* SET PROBLEM *
Go through the records underneath and count the lines that include the string "Programme". Give nothing but the number.

* begin SUPPLIED MATERIAL *

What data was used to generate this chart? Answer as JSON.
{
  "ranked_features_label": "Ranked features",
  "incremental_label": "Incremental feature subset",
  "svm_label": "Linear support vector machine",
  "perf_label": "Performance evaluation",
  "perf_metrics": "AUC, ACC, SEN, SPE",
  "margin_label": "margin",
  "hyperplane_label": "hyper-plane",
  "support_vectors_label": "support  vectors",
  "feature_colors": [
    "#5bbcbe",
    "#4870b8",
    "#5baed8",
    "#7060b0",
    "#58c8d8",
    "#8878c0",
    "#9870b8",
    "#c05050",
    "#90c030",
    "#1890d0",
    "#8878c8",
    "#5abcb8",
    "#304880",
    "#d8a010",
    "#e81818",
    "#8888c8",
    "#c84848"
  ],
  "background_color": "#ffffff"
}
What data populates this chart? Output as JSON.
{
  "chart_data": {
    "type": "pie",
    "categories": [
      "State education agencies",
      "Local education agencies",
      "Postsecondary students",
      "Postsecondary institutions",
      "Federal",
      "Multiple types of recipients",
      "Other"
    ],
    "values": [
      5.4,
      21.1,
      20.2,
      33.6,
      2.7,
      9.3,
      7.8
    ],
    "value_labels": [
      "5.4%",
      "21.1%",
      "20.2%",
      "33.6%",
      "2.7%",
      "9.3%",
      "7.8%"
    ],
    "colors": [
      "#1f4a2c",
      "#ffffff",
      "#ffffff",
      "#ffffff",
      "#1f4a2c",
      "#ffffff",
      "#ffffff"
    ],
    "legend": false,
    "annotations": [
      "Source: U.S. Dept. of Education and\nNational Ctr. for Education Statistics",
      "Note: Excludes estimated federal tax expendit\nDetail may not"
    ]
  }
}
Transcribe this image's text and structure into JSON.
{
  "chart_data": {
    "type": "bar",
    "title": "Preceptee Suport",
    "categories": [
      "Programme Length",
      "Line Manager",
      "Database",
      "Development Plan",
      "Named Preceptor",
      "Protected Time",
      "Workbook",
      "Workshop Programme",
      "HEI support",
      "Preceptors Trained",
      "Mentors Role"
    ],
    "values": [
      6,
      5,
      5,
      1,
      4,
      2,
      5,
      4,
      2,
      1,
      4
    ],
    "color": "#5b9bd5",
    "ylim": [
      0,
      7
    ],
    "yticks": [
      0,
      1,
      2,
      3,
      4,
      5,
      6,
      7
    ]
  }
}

* end SUPPLIED MATERIAL *

* REPLY *
2